Written problem:
Present the following data again exactly as it is shown.
====
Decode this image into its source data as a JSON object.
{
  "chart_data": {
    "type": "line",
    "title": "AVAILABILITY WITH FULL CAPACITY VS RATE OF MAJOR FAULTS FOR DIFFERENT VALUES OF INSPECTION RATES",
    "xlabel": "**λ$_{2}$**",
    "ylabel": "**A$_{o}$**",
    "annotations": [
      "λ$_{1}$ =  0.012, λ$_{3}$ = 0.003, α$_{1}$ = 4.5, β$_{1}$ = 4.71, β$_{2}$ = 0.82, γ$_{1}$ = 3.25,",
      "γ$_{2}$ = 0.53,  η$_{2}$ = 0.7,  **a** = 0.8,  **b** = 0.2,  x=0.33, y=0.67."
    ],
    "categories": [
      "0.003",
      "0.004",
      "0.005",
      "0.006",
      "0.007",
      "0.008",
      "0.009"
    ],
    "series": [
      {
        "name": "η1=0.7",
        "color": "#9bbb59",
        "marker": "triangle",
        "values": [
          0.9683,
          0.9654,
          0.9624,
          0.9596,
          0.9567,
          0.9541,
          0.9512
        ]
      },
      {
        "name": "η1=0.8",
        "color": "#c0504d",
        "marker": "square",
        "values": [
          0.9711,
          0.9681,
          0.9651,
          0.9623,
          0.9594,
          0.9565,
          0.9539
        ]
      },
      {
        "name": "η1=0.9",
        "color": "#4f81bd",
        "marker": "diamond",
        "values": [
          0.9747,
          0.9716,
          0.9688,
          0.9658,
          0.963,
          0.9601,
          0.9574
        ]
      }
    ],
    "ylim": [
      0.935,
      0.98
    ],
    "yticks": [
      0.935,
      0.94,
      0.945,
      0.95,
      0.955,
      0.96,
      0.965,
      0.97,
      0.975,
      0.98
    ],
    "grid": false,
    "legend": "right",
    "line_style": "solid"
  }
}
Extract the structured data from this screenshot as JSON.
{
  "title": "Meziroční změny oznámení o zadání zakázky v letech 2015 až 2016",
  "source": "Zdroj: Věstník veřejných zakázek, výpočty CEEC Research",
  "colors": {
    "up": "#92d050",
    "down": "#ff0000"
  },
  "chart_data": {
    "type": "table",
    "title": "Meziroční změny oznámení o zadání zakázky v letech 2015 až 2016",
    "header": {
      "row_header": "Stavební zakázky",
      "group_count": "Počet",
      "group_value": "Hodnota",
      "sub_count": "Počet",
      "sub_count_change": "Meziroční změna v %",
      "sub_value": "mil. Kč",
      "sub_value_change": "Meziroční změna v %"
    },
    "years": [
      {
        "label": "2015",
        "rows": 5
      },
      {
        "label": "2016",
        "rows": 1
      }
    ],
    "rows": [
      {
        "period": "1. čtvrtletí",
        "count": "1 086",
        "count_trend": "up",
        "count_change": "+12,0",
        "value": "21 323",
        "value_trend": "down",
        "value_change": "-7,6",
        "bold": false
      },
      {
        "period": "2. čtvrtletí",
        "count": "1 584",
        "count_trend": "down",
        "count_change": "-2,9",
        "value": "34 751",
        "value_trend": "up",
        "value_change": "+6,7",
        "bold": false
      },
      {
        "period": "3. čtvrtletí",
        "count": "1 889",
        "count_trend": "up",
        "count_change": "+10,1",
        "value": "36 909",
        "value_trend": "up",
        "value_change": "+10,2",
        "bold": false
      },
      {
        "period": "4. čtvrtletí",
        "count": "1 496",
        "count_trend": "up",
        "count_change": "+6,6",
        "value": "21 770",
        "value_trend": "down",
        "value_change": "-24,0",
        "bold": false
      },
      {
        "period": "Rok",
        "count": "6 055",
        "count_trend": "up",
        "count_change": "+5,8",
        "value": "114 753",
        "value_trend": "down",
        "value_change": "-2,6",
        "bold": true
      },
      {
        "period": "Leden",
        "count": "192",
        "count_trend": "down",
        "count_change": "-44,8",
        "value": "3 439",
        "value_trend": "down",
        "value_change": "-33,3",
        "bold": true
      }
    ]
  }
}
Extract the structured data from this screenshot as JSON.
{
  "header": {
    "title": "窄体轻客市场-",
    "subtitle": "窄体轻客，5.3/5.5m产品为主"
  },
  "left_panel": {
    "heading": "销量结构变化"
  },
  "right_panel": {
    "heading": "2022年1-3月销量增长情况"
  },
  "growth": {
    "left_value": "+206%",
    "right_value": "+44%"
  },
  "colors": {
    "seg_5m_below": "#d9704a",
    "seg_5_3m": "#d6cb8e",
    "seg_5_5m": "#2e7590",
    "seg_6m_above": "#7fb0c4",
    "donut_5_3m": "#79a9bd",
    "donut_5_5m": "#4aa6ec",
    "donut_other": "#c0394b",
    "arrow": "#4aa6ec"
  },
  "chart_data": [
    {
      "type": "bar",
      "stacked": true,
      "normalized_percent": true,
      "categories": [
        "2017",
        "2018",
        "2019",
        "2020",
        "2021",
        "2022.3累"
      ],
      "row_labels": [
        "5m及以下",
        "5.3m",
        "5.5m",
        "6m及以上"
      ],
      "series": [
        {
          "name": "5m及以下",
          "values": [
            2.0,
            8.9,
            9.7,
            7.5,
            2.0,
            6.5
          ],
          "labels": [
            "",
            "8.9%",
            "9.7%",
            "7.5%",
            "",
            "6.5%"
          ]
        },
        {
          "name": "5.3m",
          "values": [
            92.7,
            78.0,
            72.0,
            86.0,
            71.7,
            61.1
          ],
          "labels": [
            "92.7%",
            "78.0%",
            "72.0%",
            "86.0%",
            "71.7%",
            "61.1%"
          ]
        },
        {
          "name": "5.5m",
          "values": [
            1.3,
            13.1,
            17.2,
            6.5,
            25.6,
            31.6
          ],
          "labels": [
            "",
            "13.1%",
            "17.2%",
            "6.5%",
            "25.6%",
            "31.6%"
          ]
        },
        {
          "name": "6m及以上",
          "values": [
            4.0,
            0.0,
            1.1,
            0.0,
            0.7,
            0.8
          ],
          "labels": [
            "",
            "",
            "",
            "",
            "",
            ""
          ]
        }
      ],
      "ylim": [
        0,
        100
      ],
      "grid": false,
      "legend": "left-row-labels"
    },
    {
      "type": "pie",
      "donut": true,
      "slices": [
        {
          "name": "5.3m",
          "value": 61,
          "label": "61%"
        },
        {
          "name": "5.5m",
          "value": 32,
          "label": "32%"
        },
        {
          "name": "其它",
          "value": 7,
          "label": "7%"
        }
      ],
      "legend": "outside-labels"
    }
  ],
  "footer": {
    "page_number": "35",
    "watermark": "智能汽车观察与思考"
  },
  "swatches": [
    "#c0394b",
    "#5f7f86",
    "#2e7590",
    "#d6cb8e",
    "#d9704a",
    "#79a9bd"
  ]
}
====
Answer to this problem:
Decode this image into its source data as a JSON object.
{
  "chart_data": {
    "type": "line",
    "title": "AVAILABILITY WITH FULL CAPACITY VS RATE OF MAJOR FAULTS FOR DIFFERENT VALUES OF INSPECTION RATES",
    "xlabel": "**λ$_{2}$**",
    "ylabel": "**A$_{o}$**",
    "annotations": [
      "λ$_{1}$ =  0.012, λ$_{3}$ = 0.003, α$_{1}$ = 4.5, β$_{1}$ = 4.71, β$_{2}$ = 0.82, γ$_{1}$ = 3.25,",
      "γ$_{2}$ = 0.53,  η$_{2}$ = 0.7,  **a** = 0.8,  **b** = 0.2,  x=0.33, y=0.67."
    ],
    "categories": [
      "0.003",
      "0.004",
      "0.005",
      "0.006",
      "0.007",
      "0.008",
      "0.009"
    ],
    "series": [
      {
        "name": "η1=0.7",
        "color": "#9bbb59",
        "marker": "triangle",
        "values": [
          0.9683,
          0.9654,
          0.9624,
          0.9596,
          0.9567,
          0.9541,
          0.9512
        ]
      },
      {
        "name": "η1=0.8",
        "color": "#c0504d",
        "marker": "square",
        "values": [
          0.9711,
          0.9681,
          0.9651,
          0.9623,
          0.9594,
          0.9565,
          0.9539
        ]
      },
      {
        "name": "η1=0.9",
        "color": "#4f81bd",
        "marker": "diamond",
        "values": [
          0.9747,
          0.9716,
          0.9688,
          0.9658,
          0.963,
          0.9601,
          0.9574
        ]
      }
    ],
    "ylim": [
      0.935,
      0.98
    ],
    "yticks": [
      0.935,
      0.94,
      0.945,
      0.95,
      0.955,
      0.96,
      0.965,
      0.97,
      0.975,
      0.98
    ],
    "grid": false,
    "legend": "right",
    "line_style": "solid"
  }
}
Extract the structured data from this screenshot as JSON.
{
  "title": "Meziroční změny oznámení o zadání zakázky v letech 2015 až 2016",
  "source": "Zdroj: Věstník veřejných zakázek, výpočty CEEC Research",
  "colors": {
    "up": "#92d050",
    "down": "#ff0000"
  },
  "chart_data": {
    "type": "table",
    "title": "Meziroční změny oznámení o zadání zakázky v letech 2015 až 2016",
    "header": {
      "row_header": "Stavební zakázky",
      "group_count": "Počet",
      "group_value": "Hodnota",
      "sub_count": "Počet",
      "sub_count_change": "Meziroční změna v %",
      "sub_value": "mil. Kč",
      "sub_value_change": "Meziroční změna v %"
    },
    "years": [
      {
        "label": "2015",
        "rows": 5
      },
      {
        "label": "2016",
        "rows": 1
      }
    ],
    "rows": [
      {
        "period": "1. čtvrtletí",
        "count": "1 086",
        "count_trend": "up",
        "count_change": "+12,0",
        "value": "21 323",
        "value_trend": "down",
        "value_change": "-7,6",
        "bold": false
      },
      {
        "period": "2. čtvrtletí",
        "count": "1 584",
        "count_trend": "down",
        "count_change": "-2,9",
        "value": "34 751",
        "value_trend": "up",
        "value_change": "+6,7",
        "bold": false
      },
      {
        "period": "3. čtvrtletí",
        "count": "1 889",
        "count_trend": "up",
        "count_change": "+10,1",
        "value": "36 909",
        "value_trend": "up",
        "value_change": "+10,2",
        "bold": false
      },
      {
        "period": "4. čtvrtletí",
        "count": "1 496",
        "count_trend": "up",
        "count_change": "+6,6",
        "value": "21 770",
        "value_trend": "down",
        "value_change": "-24,0",
        "bold": false
      },
      {
        "period": "Rok",
        "count": "6 055",
        "count_trend": "up",
        "count_change": "+5,8",
        "value": "114 753",
        "value_trend": "down",
        "value_change": "-2,6",
        "bold": true
      },
      {
        "period": "Leden",
        "count": "192",
        "count_trend": "down",
        "count_change": "-44,8",
        "value": "3 439",
        "value_trend": "down",
        "value_change": "-33,3",
        "bold": true
      }
    ]
  }
}
Extract the structured data from this screenshot as JSON.
{
  "header": {
    "title": "窄体轻客市场-",
    "subtitle": "窄体轻客，5.3/5.5m产品为主"
  },
  "left_panel": {
    "heading": "销量结构变化"
  },
  "right_panel": {
    "heading": "2022年1-3月销量增长情况"
  },
  "growth": {
    "left_value": "+206%",
    "right_value": "+44%"
  },
  "colors": {
    "seg_5m_below": "#d9704a",
    "seg_5_3m": "#d6cb8e",
    "seg_5_5m": "#2e7590",
    "seg_6m_above": "#7fb0c4",
    "donut_5_3m": "#79a9bd",
    "donut_5_5m": "#4aa6ec",
    "donut_other": "#c0394b",
    "arrow": "#4aa6ec"
  },
  "chart_data": [
    {
      "type": "bar",
      "stacked": true,
      "normalized_percent": true,
      "categories": [
        "2017",
        "2018",
        "2019",
        "2020",
        "2021",
        "2022.3累"
      ],
      "row_labels": [
        "5m及以下",
        "5.3m",
        "5.5m",
        "6m及以上"
      ],
      "series": [
        {
          "name": "5m及以下",
          "values": [
            2.0,
            8.9,
            9.7,
            7.5,
            2.0,
            6.5
          ],
          "labels": [
            "",
            "8.9%",
            "9.7%",
            "7.5%",
            "",
            "6.5%"
          ]
        },
        {
          "name": "5.3m",
          "values": [
            92.7,
            78.0,
            72.0,
            86.0,
            71.7,
            61.1
          ],
          "labels": [
            "92.7%",
            "78.0%",
            "72.0%",
            "86.0%",
            "71.7%",
            "61.1%"
          ]
        },
        {
          "name": "5.5m",
          "values": [
            1.3,
            13.1,
            17.2,
            6.5,
            25.6,
            31.6
          ],
          "labels": [
            "",
            "13.1%",
            "17.2%",
            "6.5%",
            "25.6%",
            "31.6%"
          ]
        },
        {
          "name": "6m及以上",
          "values": [
            4.0,
            0.0,
            1.1,
            0.0,
            0.7,
            0.8
          ],
          "labels": [
            "",
            "",
            "",
            "",
            "",
            ""
          ]
        }
      ],
      "ylim": [
        0,
        100
      ],
      "grid": false,
      "legend": "left-row-labels"
    },
    {
      "type": "pie",
      "donut": true,
      "slices": [
        {
          "name": "5.3m",
          "value": 61,
          "label": "61%"
        },
        {
          "name": "5.5m",
          "value": 32,
          "label": "32%"
        },
        {
          "name": "其它",
          "value": 7,
          "label": "7%"
        }
      ],
      "legend": "outside-labels"
    }
  ],
  "footer": {
    "page_number": "35",
    "watermark": "智能汽车观察与思考"
  },
  "swatches": [
    "#c0394b",
    "#5f7f86",
    "#2e7590",
    "#d6cb8e",
    "#d9704a",
    "#79a9bd"
  ]
}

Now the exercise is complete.